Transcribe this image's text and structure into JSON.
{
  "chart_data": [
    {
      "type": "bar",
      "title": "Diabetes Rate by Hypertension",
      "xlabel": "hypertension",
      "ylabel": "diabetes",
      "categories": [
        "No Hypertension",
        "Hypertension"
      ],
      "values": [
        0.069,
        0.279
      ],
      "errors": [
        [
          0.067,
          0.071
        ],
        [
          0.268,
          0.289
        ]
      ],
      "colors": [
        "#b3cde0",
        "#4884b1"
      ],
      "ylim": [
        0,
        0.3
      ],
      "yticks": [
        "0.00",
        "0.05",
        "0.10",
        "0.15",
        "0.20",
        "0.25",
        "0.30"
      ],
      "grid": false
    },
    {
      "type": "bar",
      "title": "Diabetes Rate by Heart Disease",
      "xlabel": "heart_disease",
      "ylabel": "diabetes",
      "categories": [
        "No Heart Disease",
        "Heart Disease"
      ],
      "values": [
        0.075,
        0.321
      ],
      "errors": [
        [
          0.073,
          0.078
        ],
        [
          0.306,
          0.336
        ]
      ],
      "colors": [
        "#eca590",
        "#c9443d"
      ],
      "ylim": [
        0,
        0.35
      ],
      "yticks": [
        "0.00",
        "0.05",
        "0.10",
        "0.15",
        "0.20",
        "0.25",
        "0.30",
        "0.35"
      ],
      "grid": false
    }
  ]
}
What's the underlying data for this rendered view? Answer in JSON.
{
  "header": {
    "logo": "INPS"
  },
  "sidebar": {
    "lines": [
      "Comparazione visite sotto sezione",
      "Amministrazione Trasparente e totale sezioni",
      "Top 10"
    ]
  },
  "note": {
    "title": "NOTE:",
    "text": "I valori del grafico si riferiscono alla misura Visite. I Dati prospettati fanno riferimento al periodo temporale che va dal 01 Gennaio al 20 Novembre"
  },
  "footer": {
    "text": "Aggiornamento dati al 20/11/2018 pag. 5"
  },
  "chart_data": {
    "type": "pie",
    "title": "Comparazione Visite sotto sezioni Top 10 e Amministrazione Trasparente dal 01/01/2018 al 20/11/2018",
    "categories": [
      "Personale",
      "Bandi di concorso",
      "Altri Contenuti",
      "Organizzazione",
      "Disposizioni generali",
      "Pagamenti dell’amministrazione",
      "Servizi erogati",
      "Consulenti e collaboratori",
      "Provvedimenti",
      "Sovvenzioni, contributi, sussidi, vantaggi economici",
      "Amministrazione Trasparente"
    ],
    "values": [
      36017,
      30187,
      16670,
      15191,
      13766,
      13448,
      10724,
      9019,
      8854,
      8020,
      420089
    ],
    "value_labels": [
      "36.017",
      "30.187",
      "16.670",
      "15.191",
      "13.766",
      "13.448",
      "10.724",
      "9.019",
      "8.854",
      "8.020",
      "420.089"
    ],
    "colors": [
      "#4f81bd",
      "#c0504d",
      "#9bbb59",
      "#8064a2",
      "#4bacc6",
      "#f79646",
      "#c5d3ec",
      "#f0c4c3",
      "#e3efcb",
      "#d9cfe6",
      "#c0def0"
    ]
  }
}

■ ■ ■ ■

# Task
Reproduce the material in full, with no word added or dropped.

# Output for this task
Transcribe this image's text and structure into JSON.
{
  "chart_data": [
    {
      "type": "bar",
      "title": "Diabetes Rate by Hypertension",
      "xlabel": "hypertension",
      "ylabel": "diabetes",
      "categories": [
        "No Hypertension",
        "Hypertension"
      ],
      "values": [
        0.069,
        0.279
      ],
      "errors": [
        [
          0.067,
          0.071
        ],
        [
          0.268,
          0.289
        ]
      ],
      "colors": [
        "#b3cde0",
        "#4884b1"
      ],
      "ylim": [
        0,
        0.3
      ],
      "yticks": [
        "0.00",
        "0.05",
        "0.10",
        "0.15",
        "0.20",
        "0.25",
        "0.30"
      ],
      "grid": false
    },
    {
      "type": "bar",
      "title": "Diabetes Rate by Heart Disease",
      "xlabel": "heart_disease",
      "ylabel": "diabetes",
      "categories": [
        "No Heart Disease",
        "Heart Disease"
      ],
      "values": [
        0.075,
        0.321
      ],
      "errors": [
        [
          0.073,
          0.078
        ],
        [
          0.306,
          0.336
        ]
      ],
      "colors": [
        "#eca590",
        "#c9443d"
      ],
      "ylim": [
        0,
        0.35
      ],
      "yticks": [
        "0.00",
        "0.05",
        "0.10",
        "0.15",
        "0.20",
        "0.25",
        "0.30",
        "0.35"
      ],
      "grid": false
    }
  ]
}
What's the underlying data for this rendered view? Answer in JSON.
{
  "header": {
    "logo": "INPS"
  },
  "sidebar": {
    "lines": [
      "Comparazione visite sotto sezione",
      "Amministrazione Trasparente e totale sezioni",
      "Top 10"
    ]
  },
  "note": {
    "title": "NOTE:",
    "text": "I valori del grafico si riferiscono alla misura Visite. I Dati prospettati fanno riferimento al periodo temporale che va dal 01 Gennaio al 20 Novembre"
  },
  "footer": {
    "text": "Aggiornamento dati al 20/11/2018 pag. 5"
  },
  "chart_data": {
    "type": "pie",
    "title": "Comparazione Visite sotto sezioni Top 10 e Amministrazione Trasparente dal 01/01/2018 al 20/11/2018",
    "categories": [
      "Personale",
      "Bandi di concorso",
      "Altri Contenuti",
      "Organizzazione",
      "Disposizioni generali",
      "Pagamenti dell’amministrazione",
      "Servizi erogati",
      "Consulenti e collaboratori",
      "Provvedimenti",
      "Sovvenzioni, contributi, sussidi, vantaggi economici",
      "Amministrazione Trasparente"
    ],
    "values": [
      36017,
      30187,
      16670,
      15191,
      13766,
      13448,
      10724,
      9019,
      8854,
      8020,
      420089
    ],
    "value_labels": [
      "36.017",
      "30.187",
      "16.670",
      "15.191",
      "13.766",
      "13.448",
      "10.724",
      "9.019",
      "8.854",
      "8.020",
      "420.089"
    ],
    "colors": [
      "#4f81bd",
      "#c0504d",
      "#9bbb59",
      "#8064a2",
      "#4bacc6",
      "#f79646",
      "#c5d3ec",
      "#f0c4c3",
      "#e3efcb",
      "#d9cfe6",
      "#c0def0"
    ]
  }
}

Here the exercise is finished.